* _DATASET EXTRACT_
+++++

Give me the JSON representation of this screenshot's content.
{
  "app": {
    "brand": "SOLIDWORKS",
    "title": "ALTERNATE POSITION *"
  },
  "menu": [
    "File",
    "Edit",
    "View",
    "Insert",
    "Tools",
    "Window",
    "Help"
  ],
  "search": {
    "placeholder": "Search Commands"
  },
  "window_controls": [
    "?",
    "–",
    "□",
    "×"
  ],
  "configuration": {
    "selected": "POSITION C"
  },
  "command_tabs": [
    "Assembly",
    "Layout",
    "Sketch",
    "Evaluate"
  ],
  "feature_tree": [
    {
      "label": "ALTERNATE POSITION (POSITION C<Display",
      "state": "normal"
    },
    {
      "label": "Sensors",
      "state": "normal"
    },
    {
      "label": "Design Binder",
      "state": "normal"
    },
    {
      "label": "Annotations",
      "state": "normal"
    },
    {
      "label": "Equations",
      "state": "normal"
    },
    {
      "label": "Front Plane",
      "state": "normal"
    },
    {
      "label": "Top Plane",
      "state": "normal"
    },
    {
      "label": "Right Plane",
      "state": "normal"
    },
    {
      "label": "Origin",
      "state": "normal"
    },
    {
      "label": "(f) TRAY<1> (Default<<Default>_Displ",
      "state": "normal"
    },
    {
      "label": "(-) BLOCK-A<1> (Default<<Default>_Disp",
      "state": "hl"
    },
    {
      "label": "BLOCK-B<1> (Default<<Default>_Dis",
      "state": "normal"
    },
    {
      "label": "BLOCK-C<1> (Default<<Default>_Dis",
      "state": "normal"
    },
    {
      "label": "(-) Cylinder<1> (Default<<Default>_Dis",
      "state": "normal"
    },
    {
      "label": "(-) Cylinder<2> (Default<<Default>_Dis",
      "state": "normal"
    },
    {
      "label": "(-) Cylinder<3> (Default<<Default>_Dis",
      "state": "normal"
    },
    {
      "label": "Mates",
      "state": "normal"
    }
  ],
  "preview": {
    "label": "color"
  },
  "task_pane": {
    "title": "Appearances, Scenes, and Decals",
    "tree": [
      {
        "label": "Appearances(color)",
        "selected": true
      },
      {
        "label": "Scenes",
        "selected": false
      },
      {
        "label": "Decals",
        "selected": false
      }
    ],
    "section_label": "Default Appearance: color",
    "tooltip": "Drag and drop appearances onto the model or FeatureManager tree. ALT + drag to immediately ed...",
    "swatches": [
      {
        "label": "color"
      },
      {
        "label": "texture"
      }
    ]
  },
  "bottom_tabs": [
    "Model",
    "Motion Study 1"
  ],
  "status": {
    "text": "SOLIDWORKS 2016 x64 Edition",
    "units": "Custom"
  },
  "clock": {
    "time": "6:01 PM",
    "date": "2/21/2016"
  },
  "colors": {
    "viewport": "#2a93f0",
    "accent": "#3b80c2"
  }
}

+++++

* _STATED EXERCISE_
Reply with nothing but the number of lines in the data above that contain "Scenes".

* _ANSWER IN FULL_
2